- [WHAT TO DO] Output the entries below exactly as written, omitting pictures.

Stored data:
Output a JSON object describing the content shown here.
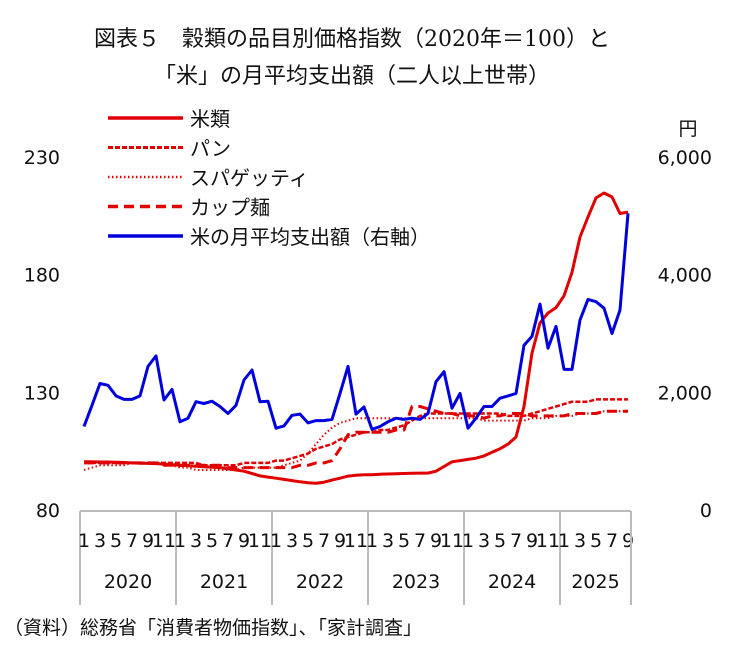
{
  "title_line1": "図表５　穀類の品目別価格指数（2020年＝100）と",
  "title_line2": "「米」の月平均支出額（二人以上世帯）",
  "source": "（資料）総務省「消費者物価指数」、「家計調査」",
  "chart_data": {
    "type": "line",
    "title": "図表５　穀類の品目別価格指数（2020年＝100）と「米」の月平均支出額（二人以上世帯）",
    "xlabel": "",
    "ylabel": "",
    "y2label": "円",
    "ylim": [
      80,
      230
    ],
    "y2lim": [
      0,
      6000
    ],
    "y_ticks": [
      "230",
      "180",
      "130",
      "80"
    ],
    "y_tick_values": [
      230,
      180,
      130,
      80
    ],
    "y2_ticks": [
      "6,000",
      "4,000",
      "2,000",
      "0"
    ],
    "y2_tick_values": [
      6000,
      4000,
      2000,
      0
    ],
    "years": [
      "2020",
      "2021",
      "2022",
      "2023",
      "2024",
      "2025"
    ],
    "month_ticks": [
      "1",
      "3",
      "5",
      "7",
      "9",
      "11"
    ],
    "last_year_months": 9,
    "legend_position": "top-left",
    "series": [
      {
        "name": "米類",
        "axis": "left",
        "style": "solid",
        "color": "#e00000",
        "values": [
          100.5,
          100.5,
          100.4,
          100.4,
          100.3,
          100.2,
          100.0,
          99.9,
          99.8,
          99.7,
          99.5,
          99.3,
          99.0,
          98.8,
          98.6,
          98.4,
          98.2,
          98.0,
          97.5,
          97.0,
          96.5,
          95.5,
          94.5,
          94.0,
          93.5,
          93.0,
          92.5,
          92.0,
          91.6,
          91.4,
          91.8,
          92.7,
          93.5,
          94.4,
          94.8,
          95.0,
          95.0,
          95.2,
          95.3,
          95.4,
          95.5,
          95.6,
          95.7,
          95.7,
          96.5,
          98.5,
          100.5,
          101.0,
          101.5,
          102.0,
          103.0,
          104.5,
          106.0,
          108.0,
          111.0,
          124.0,
          146.7,
          159.5,
          163.7,
          166.0,
          171.0,
          181.0,
          196.0,
          204.5,
          212.6,
          214.7,
          213.0,
          206.0,
          206.6
        ]
      },
      {
        "name": "パン",
        "axis": "left",
        "style": "dense-dash",
        "color": "#e00000",
        "values": [
          100,
          100,
          100,
          100,
          100,
          100,
          100,
          100,
          100,
          100,
          100,
          100,
          100,
          100,
          100,
          99,
          99,
          99,
          99,
          99,
          100,
          100,
          100,
          100,
          101,
          101,
          102,
          103,
          104,
          106,
          107,
          108,
          110,
          111,
          112,
          113,
          113,
          114,
          114,
          115,
          116,
          118,
          120,
          121,
          121,
          121,
          121,
          121,
          121,
          121,
          121,
          121,
          121,
          120,
          120,
          120,
          121,
          122,
          123,
          124,
          125,
          126,
          126,
          126,
          127,
          127,
          127,
          127,
          127
        ]
      },
      {
        "name": "スパゲッティ",
        "axis": "left",
        "style": "dotted",
        "color": "#e00000",
        "values": [
          97,
          98,
          99,
          99,
          99,
          99,
          100,
          100,
          100,
          100,
          99,
          99,
          98,
          98,
          97,
          97,
          97,
          97,
          97,
          97,
          98,
          98,
          98,
          98,
          98,
          99,
          100,
          101,
          104,
          108,
          112,
          115,
          117,
          118,
          119,
          119,
          119,
          119,
          119,
          119,
          119,
          119,
          119,
          119,
          119,
          119,
          119,
          119,
          119,
          119,
          118,
          118,
          118,
          118,
          118,
          118,
          119,
          119,
          119,
          120,
          120,
          120,
          121,
          121,
          121,
          122,
          122,
          122,
          122
        ]
      },
      {
        "name": "カップ麺",
        "axis": "left",
        "style": "long-dash",
        "color": "#e00000",
        "values": [
          100,
          100,
          100,
          100,
          100,
          100,
          100,
          100,
          100,
          100,
          99,
          99,
          99,
          99,
          99,
          99,
          99,
          99,
          98,
          98,
          98,
          98,
          98,
          98,
          98,
          98,
          98,
          99,
          99,
          100,
          100,
          101,
          106,
          112,
          113,
          113,
          113,
          113,
          113,
          114,
          114,
          124,
          124,
          123,
          122,
          121,
          121,
          120,
          120,
          120,
          119,
          120,
          120,
          121,
          121,
          121,
          120,
          120,
          120,
          120,
          120,
          121,
          121,
          121,
          121,
          122,
          122,
          122,
          122
        ]
      },
      {
        "name": "米の月平均支出額（右軸）",
        "axis": "right",
        "style": "solid",
        "color": "#0000dd",
        "values": [
          1420,
          1780,
          2150,
          2120,
          1940,
          1880,
          1880,
          1940,
          2440,
          2620,
          1870,
          2050,
          1500,
          1560,
          1840,
          1810,
          1850,
          1760,
          1640,
          1780,
          2210,
          2380,
          1840,
          1850,
          1390,
          1430,
          1610,
          1630,
          1480,
          1520,
          1520,
          1540,
          1980,
          2440,
          1630,
          1750,
          1370,
          1420,
          1500,
          1560,
          1540,
          1560,
          1540,
          1640,
          2180,
          2350,
          1730,
          1980,
          1390,
          1560,
          1760,
          1760,
          1900,
          1940,
          1980,
          2800,
          2950,
          3500,
          2750,
          3120,
          2390,
          2390,
          3230,
          3580,
          3540,
          3430,
          3000,
          3400,
          5040
        ]
      }
    ]
  }
}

- [RESPONSE]
Output a JSON object describing the content shown here.
{
  "title_line1": "図表５　穀類の品目別価格指数（2020年＝100）と",
  "title_line2": "「米」の月平均支出額（二人以上世帯）",
  "source": "（資料）総務省「消費者物価指数」、「家計調査」",
  "chart_data": {
    "type": "line",
    "title": "図表５　穀類の品目別価格指数（2020年＝100）と「米」の月平均支出額（二人以上世帯）",
    "xlabel": "",
    "ylabel": "",
    "y2label": "円",
    "ylim": [
      80,
      230
    ],
    "y2lim": [
      0,
      6000
    ],
    "y_ticks": [
      "230",
      "180",
      "130",
      "80"
    ],
    "y_tick_values": [
      230,
      180,
      130,
      80
    ],
    "y2_ticks": [
      "6,000",
      "4,000",
      "2,000",
      "0"
    ],
    "y2_tick_values": [
      6000,
      4000,
      2000,
      0
    ],
    "years": [
      "2020",
      "2021",
      "2022",
      "2023",
      "2024",
      "2025"
    ],
    "month_ticks": [
      "1",
      "3",
      "5",
      "7",
      "9",
      "11"
    ],
    "last_year_months": 9,
    "legend_position": "top-left",
    "series": [
      {
        "name": "米類",
        "axis": "left",
        "style": "solid",
        "color": "#e00000",
        "values": [
          100.5,
          100.5,
          100.4,
          100.4,
          100.3,
          100.2,
          100.0,
          99.9,
          99.8,
          99.7,
          99.5,
          99.3,
          99.0,
          98.8,
          98.6,
          98.4,
          98.2,
          98.0,
          97.5,
          97.0,
          96.5,
          95.5,
          94.5,
          94.0,
          93.5,
          93.0,
          92.5,
          92.0,
          91.6,
          91.4,
          91.8,
          92.7,
          93.5,
          94.4,
          94.8,
          95.0,
          95.0,
          95.2,
          95.3,
          95.4,
          95.5,
          95.6,
          95.7,
          95.7,
          96.5,
          98.5,
          100.5,
          101.0,
          101.5,
          102.0,
          103.0,
          104.5,
          106.0,
          108.0,
          111.0,
          124.0,
          146.7,
          159.5,
          163.7,
          166.0,
          171.0,
          181.0,
          196.0,
          204.5,
          212.6,
          214.7,
          213.0,
          206.0,
          206.6
        ]
      },
      {
        "name": "パン",
        "axis": "left",
        "style": "dense-dash",
        "color": "#e00000",
        "values": [
          100,
          100,
          100,
          100,
          100,
          100,
          100,
          100,
          100,
          100,
          100,
          100,
          100,
          100,
          100,
          99,
          99,
          99,
          99,
          99,
          100,
          100,
          100,
          100,
          101,
          101,
          102,
          103,
          104,
          106,
          107,
          108,
          110,
          111,
          112,
          113,
          113,
          114,
          114,
          115,
          116,
          118,
          120,
          121,
          121,
          121,
          121,
          121,
          121,
          121,
          121,
          121,
          121,
          120,
          120,
          120,
          121,
          122,
          123,
          124,
          125,
          126,
          126,
          126,
          127,
          127,
          127,
          127,
          127
        ]
      },
      {
        "name": "スパゲッティ",
        "axis": "left",
        "style": "dotted",
        "color": "#e00000",
        "values": [
          97,
          98,
          99,
          99,
          99,
          99,
          100,
          100,
          100,
          100,
          99,
          99,
          98,
          98,
          97,
          97,
          97,
          97,
          97,
          97,
          98,
          98,
          98,
          98,
          98,
          99,
          100,
          101,
          104,
          108,
          112,
          115,
          117,
          118,
          119,
          119,
          119,
          119,
          119,
          119,
          119,
          119,
          119,
          119,
          119,
          119,
          119,
          119,
          119,
          119,
          118,
          118,
          118,
          118,
          118,
          118,
          119,
          119,
          119,
          120,
          120,
          120,
          121,
          121,
          121,
          122,
          122,
          122,
          122
        ]
      },
      {
        "name": "カップ麺",
        "axis": "left",
        "style": "long-dash",
        "color": "#e00000",
        "values": [
          100,
          100,
          100,
          100,
          100,
          100,
          100,
          100,
          100,
          100,
          99,
          99,
          99,
          99,
          99,
          99,
          99,
          99,
          98,
          98,
          98,
          98,
          98,
          98,
          98,
          98,
          98,
          99,
          99,
          100,
          100,
          101,
          106,
          112,
          113,
          113,
          113,
          113,
          113,
          114,
          114,
          124,
          124,
          123,
          122,
          121,
          121,
          120,
          120,
          120,
          119,
          120,
          120,
          121,
          121,
          121,
          120,
          120,
          120,
          120,
          120,
          121,
          121,
          121,
          121,
          122,
          122,
          122,
          122
        ]
      },
      {
        "name": "米の月平均支出額（右軸）",
        "axis": "right",
        "style": "solid",
        "color": "#0000dd",
        "values": [
          1420,
          1780,
          2150,
          2120,
          1940,
          1880,
          1880,
          1940,
          2440,
          2620,
          1870,
          2050,
          1500,
          1560,
          1840,
          1810,
          1850,
          1760,
          1640,
          1780,
          2210,
          2380,
          1840,
          1850,
          1390,
          1430,
          1610,
          1630,
          1480,
          1520,
          1520,
          1540,
          1980,
          2440,
          1630,
          1750,
          1370,
          1420,
          1500,
          1560,
          1540,
          1560,
          1540,
          1640,
          2180,
          2350,
          1730,
          1980,
          1390,
          1560,
          1760,
          1760,
          1900,
          1940,
          1980,
          2800,
          2950,
          3500,
          2750,
          3120,
          2390,
          2390,
          3230,
          3580,
          3540,
          3430,
          3000,
          3400,
          5040
        ]
      }
    ]
  }
}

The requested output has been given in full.